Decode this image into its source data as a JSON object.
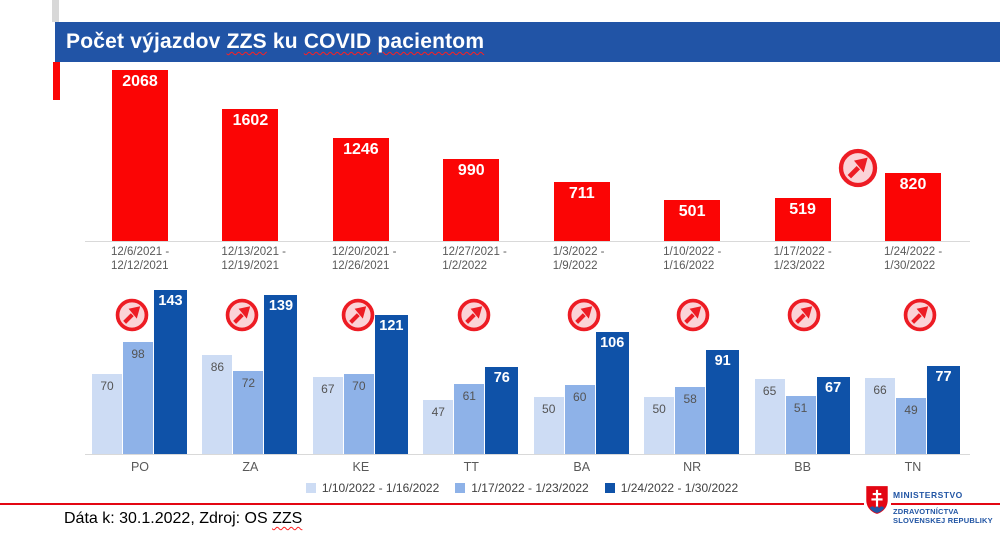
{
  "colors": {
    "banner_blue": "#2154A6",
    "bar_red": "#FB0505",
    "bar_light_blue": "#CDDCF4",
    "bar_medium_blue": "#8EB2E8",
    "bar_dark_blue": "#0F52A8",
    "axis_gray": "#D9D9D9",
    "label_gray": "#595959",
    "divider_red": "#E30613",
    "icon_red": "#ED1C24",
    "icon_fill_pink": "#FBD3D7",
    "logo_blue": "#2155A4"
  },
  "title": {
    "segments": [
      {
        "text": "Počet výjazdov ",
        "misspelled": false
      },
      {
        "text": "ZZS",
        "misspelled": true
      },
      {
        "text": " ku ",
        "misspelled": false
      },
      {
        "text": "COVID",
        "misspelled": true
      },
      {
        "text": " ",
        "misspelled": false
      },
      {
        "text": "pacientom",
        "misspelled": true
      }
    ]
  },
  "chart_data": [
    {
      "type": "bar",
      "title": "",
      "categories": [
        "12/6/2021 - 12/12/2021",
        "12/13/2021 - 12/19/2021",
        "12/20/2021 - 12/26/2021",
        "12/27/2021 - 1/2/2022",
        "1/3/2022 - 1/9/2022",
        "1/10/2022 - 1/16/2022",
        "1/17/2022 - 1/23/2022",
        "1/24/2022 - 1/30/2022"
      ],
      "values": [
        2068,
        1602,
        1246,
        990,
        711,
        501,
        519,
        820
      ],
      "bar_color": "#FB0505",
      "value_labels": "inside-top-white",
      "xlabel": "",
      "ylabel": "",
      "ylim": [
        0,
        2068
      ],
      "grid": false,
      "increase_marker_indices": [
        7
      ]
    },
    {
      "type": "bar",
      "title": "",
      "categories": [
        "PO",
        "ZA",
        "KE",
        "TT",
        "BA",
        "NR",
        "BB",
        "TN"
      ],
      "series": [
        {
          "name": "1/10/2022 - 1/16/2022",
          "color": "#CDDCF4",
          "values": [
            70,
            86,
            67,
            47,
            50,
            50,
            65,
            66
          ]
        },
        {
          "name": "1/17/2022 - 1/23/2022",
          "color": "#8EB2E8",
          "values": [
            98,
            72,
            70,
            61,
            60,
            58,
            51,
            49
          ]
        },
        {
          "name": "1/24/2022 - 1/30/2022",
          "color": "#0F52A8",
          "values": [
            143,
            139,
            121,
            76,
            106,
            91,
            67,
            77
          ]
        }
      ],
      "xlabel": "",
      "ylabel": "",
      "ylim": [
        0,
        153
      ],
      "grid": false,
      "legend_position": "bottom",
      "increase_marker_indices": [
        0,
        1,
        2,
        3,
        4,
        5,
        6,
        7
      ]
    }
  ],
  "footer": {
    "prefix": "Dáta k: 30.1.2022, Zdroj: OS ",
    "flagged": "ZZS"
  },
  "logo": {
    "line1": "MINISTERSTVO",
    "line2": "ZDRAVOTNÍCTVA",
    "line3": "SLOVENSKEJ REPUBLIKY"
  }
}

- - -

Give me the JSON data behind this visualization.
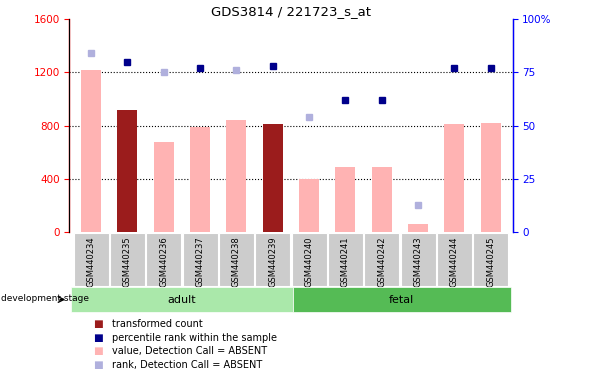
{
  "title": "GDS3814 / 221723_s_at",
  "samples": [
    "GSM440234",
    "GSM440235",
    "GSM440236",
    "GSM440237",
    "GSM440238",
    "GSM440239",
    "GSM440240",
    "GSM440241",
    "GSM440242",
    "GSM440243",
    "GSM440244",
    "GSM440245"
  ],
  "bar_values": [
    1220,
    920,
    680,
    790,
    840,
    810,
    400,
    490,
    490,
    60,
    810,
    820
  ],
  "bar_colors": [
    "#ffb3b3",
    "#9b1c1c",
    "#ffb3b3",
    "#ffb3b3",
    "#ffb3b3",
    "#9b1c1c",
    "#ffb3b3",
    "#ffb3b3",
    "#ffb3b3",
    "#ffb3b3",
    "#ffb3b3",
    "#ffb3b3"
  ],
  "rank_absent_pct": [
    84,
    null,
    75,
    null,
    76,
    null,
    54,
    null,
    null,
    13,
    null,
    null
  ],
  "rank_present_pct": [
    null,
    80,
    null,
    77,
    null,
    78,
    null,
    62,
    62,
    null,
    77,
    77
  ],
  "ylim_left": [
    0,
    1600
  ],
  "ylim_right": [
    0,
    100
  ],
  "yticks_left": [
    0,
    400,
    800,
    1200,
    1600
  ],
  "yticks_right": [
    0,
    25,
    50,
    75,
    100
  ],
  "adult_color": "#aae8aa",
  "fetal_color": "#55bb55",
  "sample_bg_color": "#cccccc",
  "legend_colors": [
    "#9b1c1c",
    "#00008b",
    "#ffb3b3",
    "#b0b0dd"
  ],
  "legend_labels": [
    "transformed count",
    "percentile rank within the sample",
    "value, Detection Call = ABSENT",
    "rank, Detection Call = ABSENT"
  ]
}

- - -

» GOAL OF THE EXERCISE
Copy all lines from the entries that contain the word "title".

» RESULT OF THIS TASK
  "title": {
      "title": "",
      "title": "",
  "title": "GDS3814 / 221723_s_at",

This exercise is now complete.